SOURCE DATA:
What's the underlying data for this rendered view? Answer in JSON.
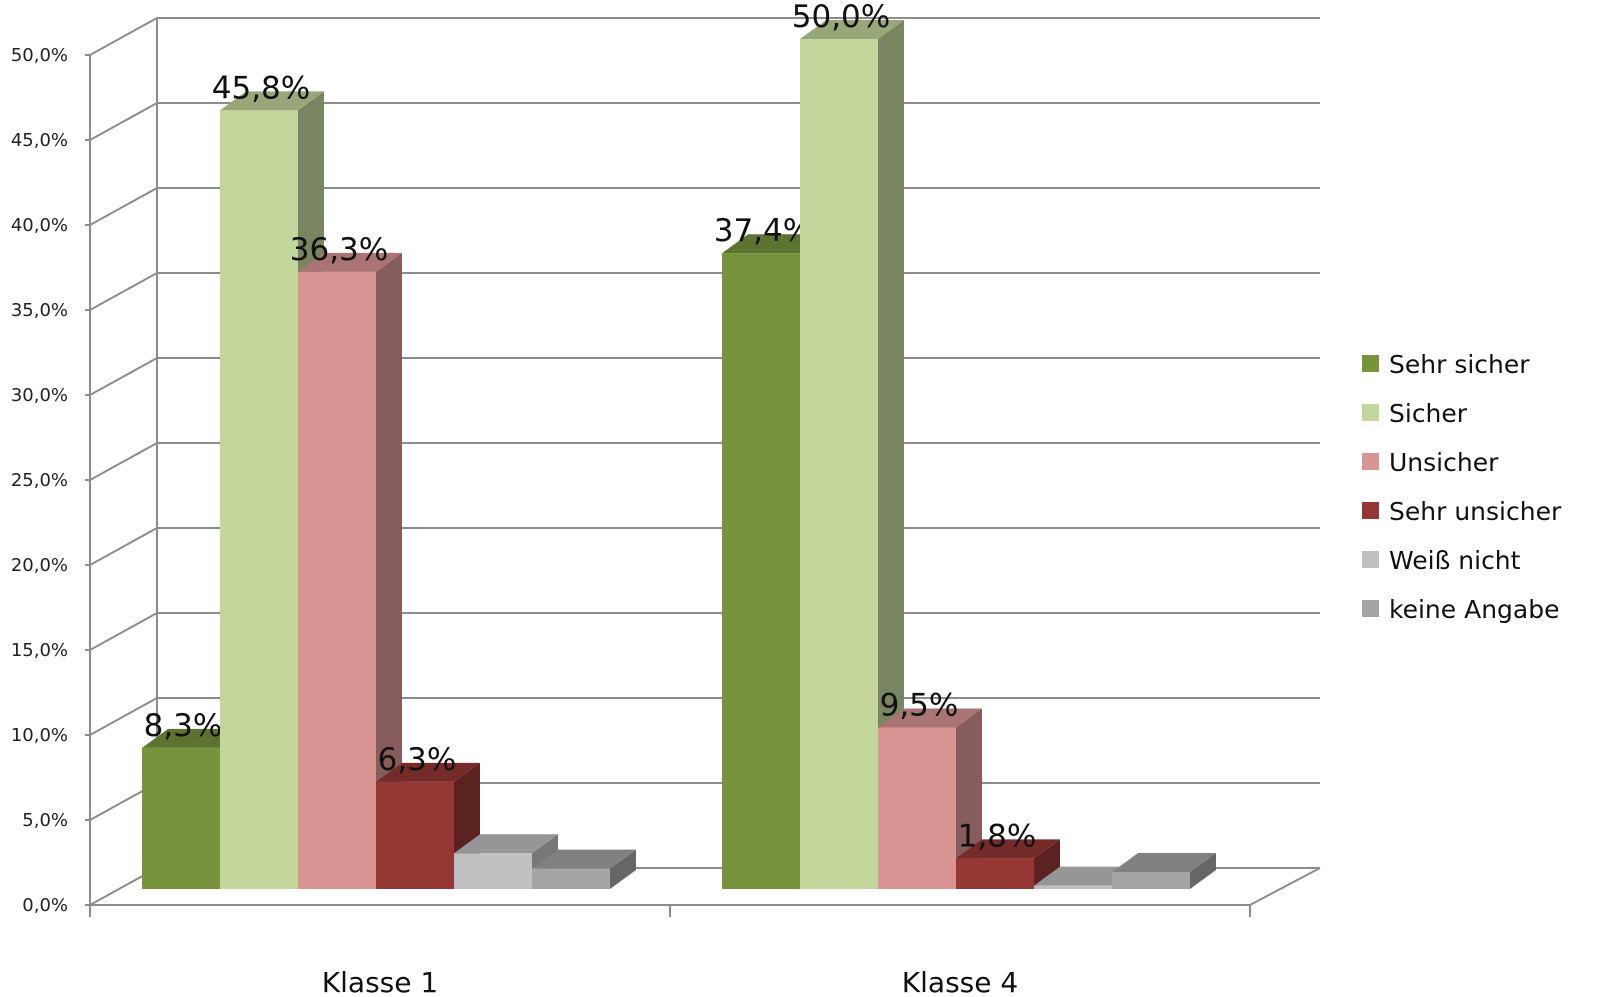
{
  "chart_data": {
    "type": "bar",
    "categories": [
      "Klasse 1",
      "Klasse 4"
    ],
    "series": [
      {
        "name": "Sehr sicher",
        "values": [
          8.3,
          37.4
        ],
        "labels": [
          "8,3%",
          "37,4%"
        ],
        "color": "#77933c",
        "show_label": true
      },
      {
        "name": "Sicher",
        "values": [
          45.8,
          50.0
        ],
        "labels": [
          "45,8%",
          "50,0%"
        ],
        "color": "#c3d69b",
        "show_label": true
      },
      {
        "name": "Unsicher",
        "values": [
          36.3,
          9.5
        ],
        "labels": [
          "36,3%",
          "9,5%"
        ],
        "color": "#d99594",
        "show_label": true
      },
      {
        "name": "Sehr unsicher",
        "values": [
          6.3,
          1.8
        ],
        "labels": [
          "6,3%",
          "1,8%"
        ],
        "color": "#953735",
        "show_label": true
      },
      {
        "name": "Weiß nicht",
        "values": [
          2.1,
          0.2
        ],
        "color": "#c0c0c0",
        "show_label": false
      },
      {
        "name": "keine Angabe",
        "values": [
          1.2,
          1.0
        ],
        "color": "#a5a5a5",
        "show_label": false
      }
    ],
    "y_ticks": [
      "0,0%",
      "5,0%",
      "10,0%",
      "15,0%",
      "20,0%",
      "25,0%",
      "30,0%",
      "35,0%",
      "40,0%",
      "45,0%",
      "50,0%"
    ],
    "ylim": [
      0,
      50
    ],
    "grid": true,
    "legend_position": "right",
    "style": "3d-clustered-column"
  }
}
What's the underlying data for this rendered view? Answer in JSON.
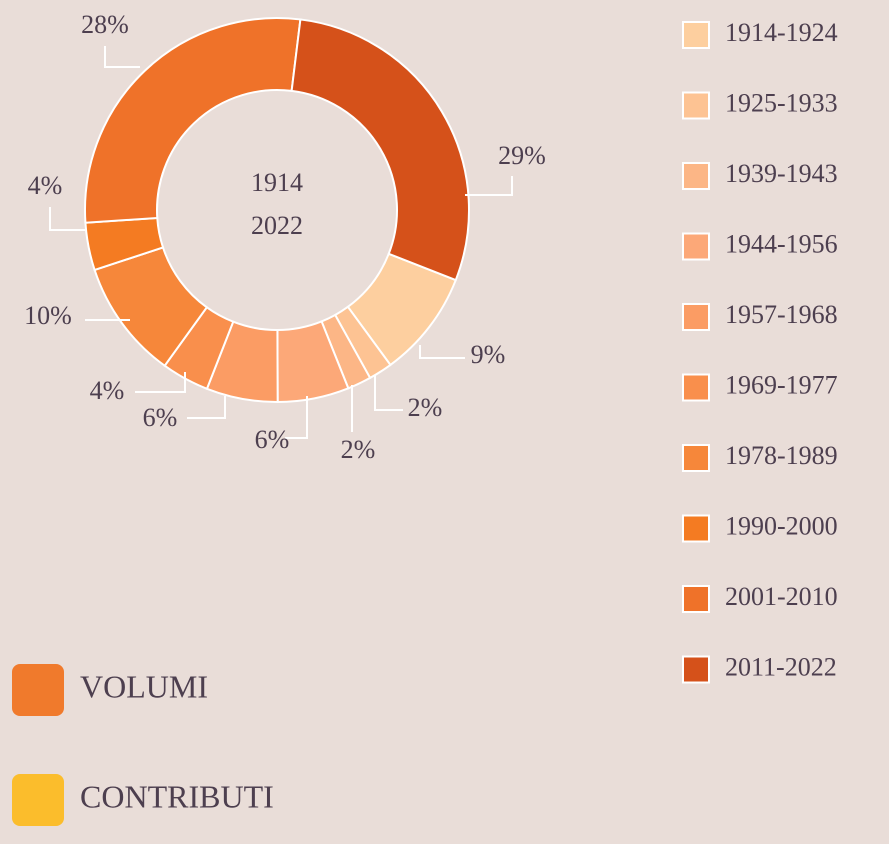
{
  "chart_data": {
    "type": "donut",
    "center_labels": [
      "1914",
      "2022"
    ],
    "categories": [
      "1914-1924",
      "1925-1933",
      "1939-1943",
      "1944-1956",
      "1957-1968",
      "1969-1977",
      "1978-1989",
      "1990-2000",
      "2001-2010",
      "2011-2022"
    ],
    "values": [
      9,
      2,
      2,
      6,
      6,
      4,
      10,
      4,
      28,
      29
    ],
    "value_labels": [
      "9%",
      "2%",
      "2%",
      "6%",
      "6%",
      "4%",
      "10%",
      "4%",
      "28%",
      "29%"
    ],
    "colors": [
      "#fdcf9f",
      "#fdc393",
      "#fcb686",
      "#fca878",
      "#fb9c64",
      "#f98f4c",
      "#f6873a",
      "#f47b22",
      "#ef7229",
      "#d5511a"
    ],
    "groups": [
      {
        "name": "VOLUMI",
        "color": "#f07a2c"
      },
      {
        "name": "CONTRIBUTI",
        "color": "#fbbd2c"
      }
    ]
  }
}
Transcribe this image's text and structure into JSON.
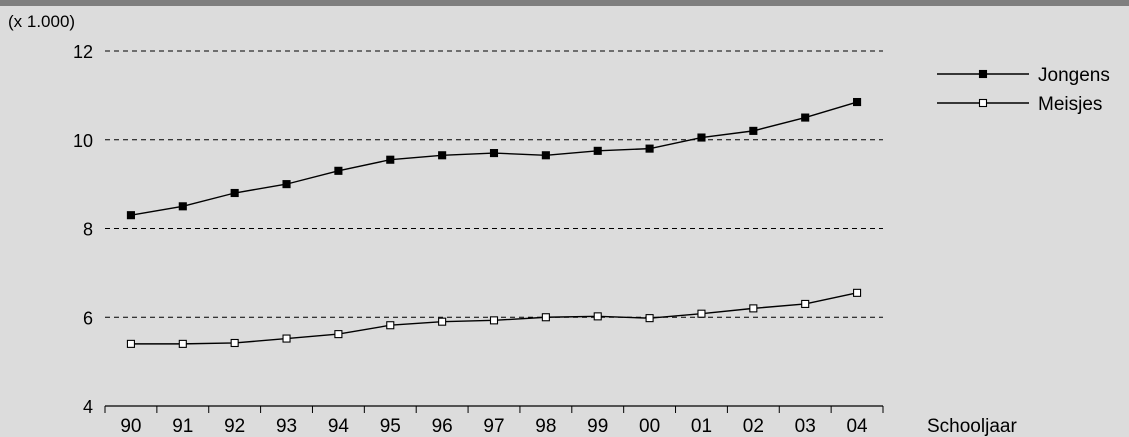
{
  "chart_data": {
    "type": "line",
    "unit_label": "(x 1.000)",
    "xlabel": "Schooljaar",
    "categories": [
      "90",
      "91",
      "92",
      "93",
      "94",
      "95",
      "96",
      "97",
      "98",
      "99",
      "00",
      "01",
      "02",
      "03",
      "04"
    ],
    "ylim": [
      4,
      12
    ],
    "yticks": [
      4,
      6,
      8,
      10,
      12
    ],
    "grid": "dashed horizontal at 6, 8, 10, 12",
    "legend_position": "top-right",
    "series": [
      {
        "name": "Jongens",
        "marker": "filled-square",
        "color": "#000000",
        "values": [
          8.3,
          8.5,
          8.8,
          9.0,
          9.3,
          9.55,
          9.65,
          9.7,
          9.65,
          9.75,
          9.8,
          10.05,
          10.2,
          10.5,
          10.85
        ]
      },
      {
        "name": "Meisjes",
        "marker": "open-square",
        "color": "#000000",
        "values": [
          5.4,
          5.4,
          5.42,
          5.52,
          5.62,
          5.82,
          5.9,
          5.93,
          6.0,
          6.02,
          5.98,
          6.08,
          6.2,
          6.3,
          6.55
        ]
      }
    ]
  }
}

WHAT YOU HAVE TO DO:
The data above needs to be retyped exactly, with the images left out.

ANSWER TO THE EXERCISE:
What's the underlying data for this rendered view? Answer in JSON.
{
  "chart_data": {
    "type": "bar",
    "categories": [
      "Klasse 1",
      "Klasse 4"
    ],
    "series": [
      {
        "name": "Sehr sicher",
        "values": [
          8.3,
          37.4
        ],
        "labels": [
          "8,3%",
          "37,4%"
        ],
        "color": "#77933c",
        "show_label": true
      },
      {
        "name": "Sicher",
        "values": [
          45.8,
          50.0
        ],
        "labels": [
          "45,8%",
          "50,0%"
        ],
        "color": "#c3d69b",
        "show_label": true
      },
      {
        "name": "Unsicher",
        "values": [
          36.3,
          9.5
        ],
        "labels": [
          "36,3%",
          "9,5%"
        ],
        "color": "#d99594",
        "show_label": true
      },
      {
        "name": "Sehr unsicher",
        "values": [
          6.3,
          1.8
        ],
        "labels": [
          "6,3%",
          "1,8%"
        ],
        "color": "#953735",
        "show_label": true
      },
      {
        "name": "Weiß nicht",
        "values": [
          2.1,
          0.2
        ],
        "color": "#c0c0c0",
        "show_label": false
      },
      {
        "name": "keine Angabe",
        "values": [
          1.2,
          1.0
        ],
        "color": "#a5a5a5",
        "show_label": false
      }
    ],
    "y_ticks": [
      "0,0%",
      "5,0%",
      "10,0%",
      "15,0%",
      "20,0%",
      "25,0%",
      "30,0%",
      "35,0%",
      "40,0%",
      "45,0%",
      "50,0%"
    ],
    "ylim": [
      0,
      50
    ],
    "grid": true,
    "legend_position": "right",
    "style": "3d-clustered-column"
  }
}
What's the underlying data for this rendered view? Answer in JSON.
{
  "chart_data": {
    "type": "donut",
    "center_labels": [
      "1914",
      "2022"
    ],
    "categories": [
      "1914-1924",
      "1925-1933",
      "1939-1943",
      "1944-1956",
      "1957-1968",
      "1969-1977",
      "1978-1989",
      "1990-2000",
      "2001-2010",
      "2011-2022"
    ],
    "values": [
      9,
      2,
      2,
      6,
      6,
      4,
      10,
      4,
      28,
      29
    ],
    "value_labels": [
      "9%",
      "2%",
      "2%",
      "6%",
      "6%",
      "4%",
      "10%",
      "4%",
      "28%",
      "29%"
    ],
    "colors": [
      "#fdcf9f",
      "#fdc393",
      "#fcb686",
      "#fca878",
      "#fb9c64",
      "#f98f4c",
      "#f6873a",
      "#f47b22",
      "#ef7229",
      "#d5511a"
    ],
    "groups": [
      {
        "name": "VOLUMI",
        "color": "#f07a2c"
      },
      {
        "name": "CONTRIBUTI",
        "color": "#fbbd2c"
      }
    ]
  }
}
Transcribe this image's text and structure into JSON.
{
  "chart_data": {
    "type": "line",
    "unit_label": "(x 1.000)",
    "xlabel": "Schooljaar",
    "categories": [
      "90",
      "91",
      "92",
      "93",
      "94",
      "95",
      "96",
      "97",
      "98",
      "99",
      "00",
      "01",
      "02",
      "03",
      "04"
    ],
    "ylim": [
      4,
      12
    ],
    "yticks": [
      4,
      6,
      8,
      10,
      12
    ],
    "grid": "dashed horizontal at 6, 8, 10, 12",
    "legend_position": "top-right",
    "series": [
      {
        "name": "Jongens",
        "marker": "filled-square",
        "color": "#000000",
        "values": [
          8.3,
          8.5,
          8.8,
          9.0,
          9.3,
          9.55,
          9.65,
          9.7,
          9.65,
          9.75,
          9.8,
          10.05,
          10.2,
          10.5,
          10.85
        ]
      },
      {
        "name": "Meisjes",
        "marker": "open-square",
        "color": "#000000",
        "values": [
          5.4,
          5.4,
          5.42,
          5.52,
          5.62,
          5.82,
          5.9,
          5.93,
          6.0,
          6.02,
          5.98,
          6.08,
          6.2,
          6.3,
          6.55
        ]
      }
    ]
  }
}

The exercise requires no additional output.